PROBLEM REQUIREMENTS =>
Collect every line of the records below that contains the word "this".

INPUT ROWS =>
╭──

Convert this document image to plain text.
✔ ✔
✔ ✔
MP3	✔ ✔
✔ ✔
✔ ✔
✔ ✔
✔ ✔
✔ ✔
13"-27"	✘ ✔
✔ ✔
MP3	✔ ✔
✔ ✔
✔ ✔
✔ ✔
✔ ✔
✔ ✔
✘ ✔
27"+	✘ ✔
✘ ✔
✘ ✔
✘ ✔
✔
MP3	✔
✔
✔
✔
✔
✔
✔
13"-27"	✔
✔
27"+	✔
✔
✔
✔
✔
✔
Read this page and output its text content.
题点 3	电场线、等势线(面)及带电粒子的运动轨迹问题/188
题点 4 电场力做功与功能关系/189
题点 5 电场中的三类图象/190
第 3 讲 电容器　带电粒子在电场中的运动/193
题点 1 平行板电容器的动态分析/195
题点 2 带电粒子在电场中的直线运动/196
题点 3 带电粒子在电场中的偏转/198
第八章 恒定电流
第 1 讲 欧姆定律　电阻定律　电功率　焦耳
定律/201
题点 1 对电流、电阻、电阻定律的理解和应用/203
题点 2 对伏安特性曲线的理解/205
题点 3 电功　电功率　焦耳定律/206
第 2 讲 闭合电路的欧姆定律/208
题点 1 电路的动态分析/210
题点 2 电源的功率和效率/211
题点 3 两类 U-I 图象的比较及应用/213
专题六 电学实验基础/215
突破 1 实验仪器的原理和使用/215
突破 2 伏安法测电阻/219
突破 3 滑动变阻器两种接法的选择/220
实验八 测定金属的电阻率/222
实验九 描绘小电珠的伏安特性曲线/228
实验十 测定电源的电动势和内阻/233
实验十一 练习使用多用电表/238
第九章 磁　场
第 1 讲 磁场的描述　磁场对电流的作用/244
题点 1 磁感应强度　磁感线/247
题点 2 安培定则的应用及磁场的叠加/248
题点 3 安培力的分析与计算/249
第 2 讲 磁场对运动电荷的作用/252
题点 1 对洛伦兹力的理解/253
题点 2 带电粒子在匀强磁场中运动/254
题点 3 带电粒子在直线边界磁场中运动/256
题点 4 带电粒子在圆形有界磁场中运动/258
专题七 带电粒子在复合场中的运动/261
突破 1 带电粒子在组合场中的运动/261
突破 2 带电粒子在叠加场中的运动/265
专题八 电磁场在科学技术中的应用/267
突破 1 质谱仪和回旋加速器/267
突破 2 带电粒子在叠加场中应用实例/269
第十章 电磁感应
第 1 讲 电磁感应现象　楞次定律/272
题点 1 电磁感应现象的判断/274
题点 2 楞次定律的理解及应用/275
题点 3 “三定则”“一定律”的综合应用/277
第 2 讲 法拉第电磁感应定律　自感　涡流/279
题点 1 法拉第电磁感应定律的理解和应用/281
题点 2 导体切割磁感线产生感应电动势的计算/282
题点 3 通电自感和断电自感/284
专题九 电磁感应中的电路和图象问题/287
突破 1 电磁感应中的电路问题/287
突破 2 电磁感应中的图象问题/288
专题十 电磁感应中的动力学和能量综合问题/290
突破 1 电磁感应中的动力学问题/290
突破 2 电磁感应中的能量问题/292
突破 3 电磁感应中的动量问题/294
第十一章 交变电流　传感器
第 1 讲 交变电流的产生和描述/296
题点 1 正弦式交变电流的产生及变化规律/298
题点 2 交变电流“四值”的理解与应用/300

╰──

FULL RESPONSE =>
Convert this document image to plain text.
Read this page and output its text content.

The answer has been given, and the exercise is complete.